Exercise: Search the material below for the string "Recalques" and extract each line that has it.
===============
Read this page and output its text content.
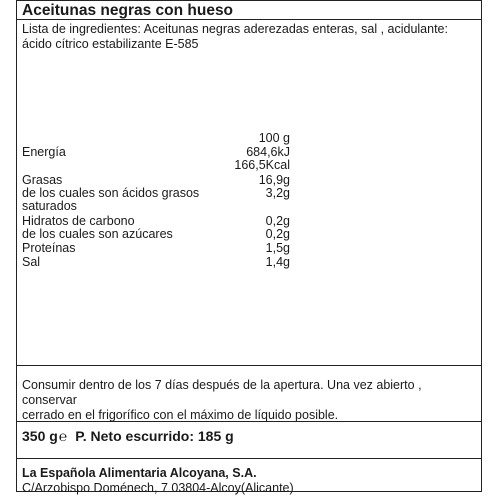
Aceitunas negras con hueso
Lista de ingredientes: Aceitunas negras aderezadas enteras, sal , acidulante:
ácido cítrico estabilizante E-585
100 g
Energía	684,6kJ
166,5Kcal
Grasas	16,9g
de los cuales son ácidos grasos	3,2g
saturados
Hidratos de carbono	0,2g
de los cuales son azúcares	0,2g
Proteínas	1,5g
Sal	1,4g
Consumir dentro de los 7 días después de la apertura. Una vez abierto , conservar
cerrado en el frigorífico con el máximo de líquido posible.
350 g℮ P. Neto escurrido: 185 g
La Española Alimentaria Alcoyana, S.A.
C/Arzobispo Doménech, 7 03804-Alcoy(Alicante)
===============
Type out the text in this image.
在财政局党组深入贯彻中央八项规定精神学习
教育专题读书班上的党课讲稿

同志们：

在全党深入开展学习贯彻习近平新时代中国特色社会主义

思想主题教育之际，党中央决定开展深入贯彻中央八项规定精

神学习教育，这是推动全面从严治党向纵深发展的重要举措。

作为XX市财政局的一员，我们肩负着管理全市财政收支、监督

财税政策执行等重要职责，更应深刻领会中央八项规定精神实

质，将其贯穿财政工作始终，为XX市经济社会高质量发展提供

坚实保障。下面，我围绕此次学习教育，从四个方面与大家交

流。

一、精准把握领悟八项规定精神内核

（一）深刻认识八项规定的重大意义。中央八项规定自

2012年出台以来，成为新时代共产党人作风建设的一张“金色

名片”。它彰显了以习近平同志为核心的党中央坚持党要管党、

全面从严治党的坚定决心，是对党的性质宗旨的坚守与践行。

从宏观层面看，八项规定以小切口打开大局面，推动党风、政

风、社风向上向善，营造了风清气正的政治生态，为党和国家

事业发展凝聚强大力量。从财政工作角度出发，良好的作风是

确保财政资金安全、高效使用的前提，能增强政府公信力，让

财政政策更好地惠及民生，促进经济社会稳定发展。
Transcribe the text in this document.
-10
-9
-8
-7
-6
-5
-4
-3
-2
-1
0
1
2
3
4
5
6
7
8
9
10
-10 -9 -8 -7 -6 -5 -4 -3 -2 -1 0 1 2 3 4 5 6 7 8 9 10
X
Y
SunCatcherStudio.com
===============
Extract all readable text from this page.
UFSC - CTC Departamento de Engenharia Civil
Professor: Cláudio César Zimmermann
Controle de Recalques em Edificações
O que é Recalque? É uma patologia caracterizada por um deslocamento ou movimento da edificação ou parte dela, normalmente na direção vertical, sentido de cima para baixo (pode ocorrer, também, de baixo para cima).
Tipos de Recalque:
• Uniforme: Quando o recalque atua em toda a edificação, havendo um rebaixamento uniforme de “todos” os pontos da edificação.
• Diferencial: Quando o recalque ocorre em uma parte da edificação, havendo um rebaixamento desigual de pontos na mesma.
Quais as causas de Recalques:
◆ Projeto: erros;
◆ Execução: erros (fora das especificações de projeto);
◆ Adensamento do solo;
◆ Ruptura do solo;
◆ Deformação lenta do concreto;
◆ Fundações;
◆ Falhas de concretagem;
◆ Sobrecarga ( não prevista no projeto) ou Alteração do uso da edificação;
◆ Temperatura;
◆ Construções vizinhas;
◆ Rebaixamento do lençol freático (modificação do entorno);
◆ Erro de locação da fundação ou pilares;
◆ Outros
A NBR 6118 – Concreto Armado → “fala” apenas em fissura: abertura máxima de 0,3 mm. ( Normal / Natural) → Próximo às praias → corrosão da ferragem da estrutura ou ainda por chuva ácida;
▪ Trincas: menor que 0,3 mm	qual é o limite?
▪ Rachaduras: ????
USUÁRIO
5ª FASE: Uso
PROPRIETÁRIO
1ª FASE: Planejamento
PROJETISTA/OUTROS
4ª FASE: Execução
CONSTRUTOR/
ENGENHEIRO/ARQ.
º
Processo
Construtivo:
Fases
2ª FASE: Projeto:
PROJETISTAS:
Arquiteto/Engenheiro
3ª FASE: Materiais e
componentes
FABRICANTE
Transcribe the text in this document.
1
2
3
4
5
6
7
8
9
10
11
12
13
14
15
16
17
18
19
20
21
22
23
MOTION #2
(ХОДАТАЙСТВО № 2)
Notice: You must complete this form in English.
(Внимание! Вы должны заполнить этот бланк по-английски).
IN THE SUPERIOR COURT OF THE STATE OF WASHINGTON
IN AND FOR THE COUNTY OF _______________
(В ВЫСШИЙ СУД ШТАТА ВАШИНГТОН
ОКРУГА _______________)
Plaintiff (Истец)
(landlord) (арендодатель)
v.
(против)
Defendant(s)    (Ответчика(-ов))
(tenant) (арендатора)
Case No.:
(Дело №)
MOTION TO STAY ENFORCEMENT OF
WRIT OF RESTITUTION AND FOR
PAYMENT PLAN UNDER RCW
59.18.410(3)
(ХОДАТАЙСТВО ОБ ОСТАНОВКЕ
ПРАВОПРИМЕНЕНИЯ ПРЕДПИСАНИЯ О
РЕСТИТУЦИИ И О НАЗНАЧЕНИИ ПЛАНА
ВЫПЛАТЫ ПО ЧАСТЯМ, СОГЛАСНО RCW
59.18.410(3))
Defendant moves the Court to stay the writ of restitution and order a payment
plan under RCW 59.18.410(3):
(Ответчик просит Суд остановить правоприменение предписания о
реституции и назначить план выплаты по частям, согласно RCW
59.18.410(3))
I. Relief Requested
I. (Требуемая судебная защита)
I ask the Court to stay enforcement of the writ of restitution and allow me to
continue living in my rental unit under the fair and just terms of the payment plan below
===============
Solution:
Controle de Recalques em Edificações
Quais as causas de Recalques:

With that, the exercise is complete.